Prompt: In the text excerpt below about agent skills, reproduce word for word the part that opens with the words containing "Google has not" and closes with "just Google’s implementation.".

(Text excerpt begins)

Here is how you would wire this into a custom agent:
from mcp import MCPClient
client = MCPClient()
client.add_skill("google/skills/cloud/bigquery-basics")
# Agent asks: "How do I partition a BigQuery table?"
response = client.query_skill(
skill="bigquery-basics",
query="table partitioning"
)
# response contains Markdown sections on partitioning strategies
# Agent synthesizes this into a user-facing answer
The skill does not execute queries or create tables. It provides the knowledge an agent needs to generate correct bq commands or SQL statements.
Recipes vs. Product Skills
The repository distinguishes between product skills (BigQuery, Cloud Run) and recipes (onboarding, authentication). Recipes are multi-product workflows that combine several skills.
For example, the Onboarding recipe covers:
- Creating a Google Cloud project
- Enabling billing
- Setting up IAM roles
- Installing the
gcloudCLI
This is not a single API call. It is a sequence of steps that an agent must orchestrate. The recipe skill provides the checklist and decision tree, but the agent must decide which steps to execute and in what order.
This is where MCP’s statelessness becomes a constraint. The skill cannot track which steps the user has completed or maintain session state across invocations. The agent must handle that in its own state machine.
Security and Observability Gaps
Because skills run client-side, there is no centralized audit log. If an agent queries the Security Well-Architected Framework skill and then misconfigures a firewall rule, you cannot trace the decision back to the skill invocation unless your agent framework logs MCP calls.
You also cannot enforce access control at the skill level. If a skill is installed, any agent in that environment can invoke it. This is fine for documentation skills but risky if skills evolve to include executable tools (e.g., a skill that provisions Cloud Run services).
Google has not yet published guidance on:
- How to version skills without breaking agents
- How to audit skill invocations in production
- How to sandbox skills that perform actions vs. return context
These are open questions for the MCP ecosystem, not just Google’s implementation.

(Text excerpt ends)
(Given information begins)

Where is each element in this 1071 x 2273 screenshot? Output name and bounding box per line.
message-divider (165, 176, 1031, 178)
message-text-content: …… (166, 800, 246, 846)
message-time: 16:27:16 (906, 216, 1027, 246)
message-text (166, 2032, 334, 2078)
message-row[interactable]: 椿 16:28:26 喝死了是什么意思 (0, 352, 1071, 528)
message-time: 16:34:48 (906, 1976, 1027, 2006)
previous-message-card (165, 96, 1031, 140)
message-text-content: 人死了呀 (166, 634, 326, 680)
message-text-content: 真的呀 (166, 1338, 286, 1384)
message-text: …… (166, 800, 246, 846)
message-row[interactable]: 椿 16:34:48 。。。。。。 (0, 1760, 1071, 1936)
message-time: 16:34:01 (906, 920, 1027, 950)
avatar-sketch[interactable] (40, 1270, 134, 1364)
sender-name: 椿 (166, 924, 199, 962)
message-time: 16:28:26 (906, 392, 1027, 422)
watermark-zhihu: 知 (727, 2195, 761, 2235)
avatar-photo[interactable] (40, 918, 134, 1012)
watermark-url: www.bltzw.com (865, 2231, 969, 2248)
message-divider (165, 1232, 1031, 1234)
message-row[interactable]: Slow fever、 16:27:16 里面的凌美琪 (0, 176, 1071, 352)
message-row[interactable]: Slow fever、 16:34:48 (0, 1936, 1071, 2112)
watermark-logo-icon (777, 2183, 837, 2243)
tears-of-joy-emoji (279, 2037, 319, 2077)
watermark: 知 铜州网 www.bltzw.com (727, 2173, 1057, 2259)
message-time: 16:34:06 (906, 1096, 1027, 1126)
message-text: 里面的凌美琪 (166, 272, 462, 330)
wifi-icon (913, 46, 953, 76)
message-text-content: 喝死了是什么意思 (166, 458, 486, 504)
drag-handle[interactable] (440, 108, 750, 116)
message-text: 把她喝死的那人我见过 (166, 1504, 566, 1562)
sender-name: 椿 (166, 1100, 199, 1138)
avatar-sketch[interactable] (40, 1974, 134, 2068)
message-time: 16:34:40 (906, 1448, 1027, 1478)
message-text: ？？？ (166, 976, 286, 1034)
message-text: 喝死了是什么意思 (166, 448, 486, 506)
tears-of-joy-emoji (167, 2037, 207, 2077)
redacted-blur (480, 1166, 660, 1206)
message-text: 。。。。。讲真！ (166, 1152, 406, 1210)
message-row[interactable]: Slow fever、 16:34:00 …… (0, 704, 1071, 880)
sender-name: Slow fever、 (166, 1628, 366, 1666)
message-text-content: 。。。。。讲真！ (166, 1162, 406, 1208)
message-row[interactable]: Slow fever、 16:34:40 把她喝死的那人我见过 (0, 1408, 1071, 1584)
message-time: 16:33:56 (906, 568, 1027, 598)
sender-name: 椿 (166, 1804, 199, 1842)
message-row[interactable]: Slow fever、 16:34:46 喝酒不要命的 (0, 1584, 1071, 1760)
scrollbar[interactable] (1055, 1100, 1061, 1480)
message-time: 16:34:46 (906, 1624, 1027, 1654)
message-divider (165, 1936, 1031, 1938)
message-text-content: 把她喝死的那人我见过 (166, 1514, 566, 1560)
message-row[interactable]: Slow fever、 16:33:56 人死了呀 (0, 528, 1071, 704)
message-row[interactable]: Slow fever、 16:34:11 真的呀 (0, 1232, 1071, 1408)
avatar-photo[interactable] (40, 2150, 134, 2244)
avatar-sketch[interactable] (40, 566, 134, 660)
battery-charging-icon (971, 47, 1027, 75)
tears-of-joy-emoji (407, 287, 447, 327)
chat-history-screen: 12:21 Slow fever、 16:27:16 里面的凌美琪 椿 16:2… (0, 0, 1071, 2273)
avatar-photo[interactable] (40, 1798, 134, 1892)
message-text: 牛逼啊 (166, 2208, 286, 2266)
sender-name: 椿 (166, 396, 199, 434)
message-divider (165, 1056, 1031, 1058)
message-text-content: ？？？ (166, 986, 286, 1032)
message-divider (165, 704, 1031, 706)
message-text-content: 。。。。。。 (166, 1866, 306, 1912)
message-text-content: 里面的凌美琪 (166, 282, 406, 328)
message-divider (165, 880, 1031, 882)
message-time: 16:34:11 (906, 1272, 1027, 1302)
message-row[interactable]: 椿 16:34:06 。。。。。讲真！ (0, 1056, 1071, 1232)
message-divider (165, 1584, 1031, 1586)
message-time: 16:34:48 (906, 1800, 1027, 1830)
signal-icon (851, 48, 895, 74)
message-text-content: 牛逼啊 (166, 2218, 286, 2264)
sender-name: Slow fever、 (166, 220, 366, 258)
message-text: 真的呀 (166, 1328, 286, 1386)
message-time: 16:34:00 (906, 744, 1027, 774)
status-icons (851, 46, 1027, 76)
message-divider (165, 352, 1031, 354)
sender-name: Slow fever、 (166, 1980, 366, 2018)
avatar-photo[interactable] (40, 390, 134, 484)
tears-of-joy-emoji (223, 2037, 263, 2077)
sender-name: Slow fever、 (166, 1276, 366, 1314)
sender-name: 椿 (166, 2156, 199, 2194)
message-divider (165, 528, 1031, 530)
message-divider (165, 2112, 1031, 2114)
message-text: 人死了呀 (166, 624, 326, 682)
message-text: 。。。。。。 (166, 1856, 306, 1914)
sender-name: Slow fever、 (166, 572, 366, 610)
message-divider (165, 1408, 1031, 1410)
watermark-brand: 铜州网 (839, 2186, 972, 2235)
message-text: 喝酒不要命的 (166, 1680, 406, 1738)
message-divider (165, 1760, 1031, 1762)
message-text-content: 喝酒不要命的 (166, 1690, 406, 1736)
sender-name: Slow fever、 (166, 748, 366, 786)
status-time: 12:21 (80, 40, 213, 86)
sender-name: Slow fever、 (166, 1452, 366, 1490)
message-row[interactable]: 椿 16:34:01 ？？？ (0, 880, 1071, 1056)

(Given information ends)

Task result:
Google has not yet published guidance on:
- How to version skills without breaking agents
- How to audit skill invocations in production
- How to sandbox skills that perform actions vs. return context
These are open questions for the MCP ecosystem, not just Google’s implementation.